■ EXERCISE: In full and without alteration, repeat the material.

BEGIN DATA

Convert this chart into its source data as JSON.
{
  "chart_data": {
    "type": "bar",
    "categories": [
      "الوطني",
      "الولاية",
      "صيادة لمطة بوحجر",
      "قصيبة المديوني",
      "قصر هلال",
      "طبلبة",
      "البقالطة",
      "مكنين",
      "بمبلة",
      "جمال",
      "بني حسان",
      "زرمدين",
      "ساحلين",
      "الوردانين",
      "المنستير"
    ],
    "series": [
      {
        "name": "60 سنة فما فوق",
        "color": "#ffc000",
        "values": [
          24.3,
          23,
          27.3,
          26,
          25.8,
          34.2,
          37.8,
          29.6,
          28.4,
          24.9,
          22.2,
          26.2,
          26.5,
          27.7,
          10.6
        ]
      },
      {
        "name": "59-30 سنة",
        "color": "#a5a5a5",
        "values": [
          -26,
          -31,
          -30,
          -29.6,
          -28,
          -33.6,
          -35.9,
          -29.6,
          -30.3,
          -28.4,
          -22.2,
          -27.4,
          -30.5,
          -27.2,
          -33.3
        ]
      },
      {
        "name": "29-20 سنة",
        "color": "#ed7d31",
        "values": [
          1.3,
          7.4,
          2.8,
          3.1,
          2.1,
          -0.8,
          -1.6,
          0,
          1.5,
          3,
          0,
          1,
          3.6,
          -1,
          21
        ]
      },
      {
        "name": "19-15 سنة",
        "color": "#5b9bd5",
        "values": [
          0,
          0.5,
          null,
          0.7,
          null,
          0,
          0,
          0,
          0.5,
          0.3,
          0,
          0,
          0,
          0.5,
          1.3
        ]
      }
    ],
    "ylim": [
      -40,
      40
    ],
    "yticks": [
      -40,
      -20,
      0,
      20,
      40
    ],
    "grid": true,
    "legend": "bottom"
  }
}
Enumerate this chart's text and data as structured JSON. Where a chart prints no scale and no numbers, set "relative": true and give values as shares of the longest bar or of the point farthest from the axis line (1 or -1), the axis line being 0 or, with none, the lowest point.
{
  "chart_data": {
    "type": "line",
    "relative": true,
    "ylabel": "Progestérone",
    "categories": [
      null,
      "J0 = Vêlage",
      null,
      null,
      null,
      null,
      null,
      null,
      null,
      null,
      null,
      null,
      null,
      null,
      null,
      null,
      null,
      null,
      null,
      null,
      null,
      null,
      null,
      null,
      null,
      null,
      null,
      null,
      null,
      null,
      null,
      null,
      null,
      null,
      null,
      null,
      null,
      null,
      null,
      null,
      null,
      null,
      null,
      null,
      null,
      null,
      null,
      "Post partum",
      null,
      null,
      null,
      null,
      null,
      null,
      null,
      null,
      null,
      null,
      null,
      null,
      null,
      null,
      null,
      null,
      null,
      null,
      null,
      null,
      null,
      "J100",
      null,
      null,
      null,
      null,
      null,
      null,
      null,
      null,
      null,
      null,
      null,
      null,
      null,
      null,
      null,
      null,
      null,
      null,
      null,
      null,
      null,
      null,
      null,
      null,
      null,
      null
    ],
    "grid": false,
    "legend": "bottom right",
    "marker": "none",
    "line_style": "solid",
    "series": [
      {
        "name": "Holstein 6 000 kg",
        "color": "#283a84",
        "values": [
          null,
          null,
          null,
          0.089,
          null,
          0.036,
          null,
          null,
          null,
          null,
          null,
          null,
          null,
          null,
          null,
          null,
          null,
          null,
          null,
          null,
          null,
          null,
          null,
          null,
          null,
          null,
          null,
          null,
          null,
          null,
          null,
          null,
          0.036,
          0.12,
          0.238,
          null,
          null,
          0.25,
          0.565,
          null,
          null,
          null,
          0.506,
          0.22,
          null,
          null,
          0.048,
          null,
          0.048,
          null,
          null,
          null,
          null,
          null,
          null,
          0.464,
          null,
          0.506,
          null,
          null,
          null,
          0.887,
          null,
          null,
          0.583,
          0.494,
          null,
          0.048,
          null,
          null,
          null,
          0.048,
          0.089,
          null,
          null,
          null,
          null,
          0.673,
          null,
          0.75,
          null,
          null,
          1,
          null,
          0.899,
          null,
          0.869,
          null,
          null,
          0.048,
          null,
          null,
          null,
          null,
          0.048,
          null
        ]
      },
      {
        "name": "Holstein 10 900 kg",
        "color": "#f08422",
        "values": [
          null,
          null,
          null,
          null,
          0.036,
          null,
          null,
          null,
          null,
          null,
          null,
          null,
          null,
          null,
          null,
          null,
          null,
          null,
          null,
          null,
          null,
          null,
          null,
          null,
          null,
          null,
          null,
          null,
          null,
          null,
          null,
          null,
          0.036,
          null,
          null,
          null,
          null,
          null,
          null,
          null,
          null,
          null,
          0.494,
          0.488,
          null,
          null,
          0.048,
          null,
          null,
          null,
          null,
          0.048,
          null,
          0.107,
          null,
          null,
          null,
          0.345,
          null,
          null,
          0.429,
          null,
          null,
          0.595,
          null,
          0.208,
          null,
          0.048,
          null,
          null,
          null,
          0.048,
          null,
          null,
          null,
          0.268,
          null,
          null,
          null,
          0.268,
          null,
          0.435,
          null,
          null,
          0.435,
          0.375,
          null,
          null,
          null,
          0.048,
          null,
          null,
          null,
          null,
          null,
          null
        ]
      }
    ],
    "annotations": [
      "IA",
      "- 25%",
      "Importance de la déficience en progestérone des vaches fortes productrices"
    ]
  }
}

END DATA

■ RESPONSE BELOW:
Convert this chart into its source data as JSON.
{
  "chart_data": {
    "type": "bar",
    "categories": [
      "الوطني",
      "الولاية",
      "صيادة لمطة بوحجر",
      "قصيبة المديوني",
      "قصر هلال",
      "طبلبة",
      "البقالطة",
      "مكنين",
      "بمبلة",
      "جمال",
      "بني حسان",
      "زرمدين",
      "ساحلين",
      "الوردانين",
      "المنستير"
    ],
    "series": [
      {
        "name": "60 سنة فما فوق",
        "color": "#ffc000",
        "values": [
          24.3,
          23,
          27.3,
          26,
          25.8,
          34.2,
          37.8,
          29.6,
          28.4,
          24.9,
          22.2,
          26.2,
          26.5,
          27.7,
          10.6
        ]
      },
      {
        "name": "59-30 سنة",
        "color": "#a5a5a5",
        "values": [
          -26,
          -31,
          -30,
          -29.6,
          -28,
          -33.6,
          -35.9,
          -29.6,
          -30.3,
          -28.4,
          -22.2,
          -27.4,
          -30.5,
          -27.2,
          -33.3
        ]
      },
      {
        "name": "29-20 سنة",
        "color": "#ed7d31",
        "values": [
          1.3,
          7.4,
          2.8,
          3.1,
          2.1,
          -0.8,
          -1.6,
          0,
          1.5,
          3,
          0,
          1,
          3.6,
          -1,
          21
        ]
      },
      {
        "name": "19-15 سنة",
        "color": "#5b9bd5",
        "values": [
          0,
          0.5,
          null,
          0.7,
          null,
          0,
          0,
          0,
          0.5,
          0.3,
          0,
          0,
          0,
          0.5,
          1.3
        ]
      }
    ],
    "ylim": [
      -40,
      40
    ],
    "yticks": [
      -40,
      -20,
      0,
      20,
      40
    ],
    "grid": true,
    "legend": "bottom"
  }
}
Enumerate this chart's text and data as structured JSON. Where a chart prints no scale and no numbers, set "relative": true and give values as shares of the longest bar or of the point farthest from the axis line (1 or -1), the axis line being 0 or, with none, the lowest point.
{
  "chart_data": {
    "type": "line",
    "relative": true,
    "ylabel": "Progestérone",
    "categories": [
      null,
      "J0 = Vêlage",
      null,
      null,
      null,
      null,
      null,
      null,
      null,
      null,
      null,
      null,
      null,
      null,
      null,
      null,
      null,
      null,
      null,
      null,
      null,
      null,
      null,
      null,
      null,
      null,
      null,
      null,
      null,
      null,
      null,
      null,
      null,
      null,
      null,
      null,
      null,
      null,
      null,
      null,
      null,
      null,
      null,
      null,
      null,
      null,
      null,
      "Post partum",
      null,
      null,
      null,
      null,
      null,
      null,
      null,
      null,
      null,
      null,
      null,
      null,
      null,
      null,
      null,
      null,
      null,
      null,
      null,
      null,
      null,
      "J100",
      null,
      null,
      null,
      null,
      null,
      null,
      null,
      null,
      null,
      null,
      null,
      null,
      null,
      null,
      null,
      null,
      null,
      null,
      null,
      null,
      null,
      null,
      null,
      null,
      null,
      null
    ],
    "grid": false,
    "legend": "bottom right",
    "marker": "none",
    "line_style": "solid",
    "series": [
      {
        "name": "Holstein 6 000 kg",
        "color": "#283a84",
        "values": [
          null,
          null,
          null,
          0.089,
          null,
          0.036,
          null,
          null,
          null,
          null,
          null,
          null,
          null,
          null,
          null,
          null,
          null,
          null,
          null,
          null,
          null,
          null,
          null,
          null,
          null,
          null,
          null,
          null,
          null,
          null,
          null,
          null,
          0.036,
          0.12,
          0.238,
          null,
          null,
          0.25,
          0.565,
          null,
          null,
          null,
          0.506,
          0.22,
          null,
          null,
          0.048,
          null,
          0.048,
          null,
          null,
          null,
          null,
          null,
          null,
          0.464,
          null,
          0.506,
          null,
          null,
          null,
          0.887,
          null,
          null,
          0.583,
          0.494,
          null,
          0.048,
          null,
          null,
          null,
          0.048,
          0.089,
          null,
          null,
          null,
          null,
          0.673,
          null,
          0.75,
          null,
          null,
          1,
          null,
          0.899,
          null,
          0.869,
          null,
          null,
          0.048,
          null,
          null,
          null,
          null,
          0.048,
          null
        ]
      },
      {
        "name": "Holstein 10 900 kg",
        "color": "#f08422",
        "values": [
          null,
          null,
          null,
          null,
          0.036,
          null,
          null,
          null,
          null,
          null,
          null,
          null,
          null,
          null,
          null,
          null,
          null,
          null,
          null,
          null,
          null,
          null,
          null,
          null,
          null,
          null,
          null,
          null,
          null,
          null,
          null,
          null,
          0.036,
          null,
          null,
          null,
          null,
          null,
          null,
          null,
          null,
          null,
          0.494,
          0.488,
          null,
          null,
          0.048,
          null,
          null,
          null,
          null,
          0.048,
          null,
          0.107,
          null,
          null,
          null,
          0.345,
          null,
          null,
          0.429,
          null,
          null,
          0.595,
          null,
          0.208,
          null,
          0.048,
          null,
          null,
          null,
          0.048,
          null,
          null,
          null,
          0.268,
          null,
          null,
          null,
          0.268,
          null,
          0.435,
          null,
          null,
          0.435,
          0.375,
          null,
          null,
          null,
          0.048,
          null,
          null,
          null,
          null,
          null,
          null
        ]
      }
    ],
    "annotations": [
      "IA",
      "- 25%",
      "Importance de la déficience en progestérone des vaches fortes productrices"
    ]
  }
}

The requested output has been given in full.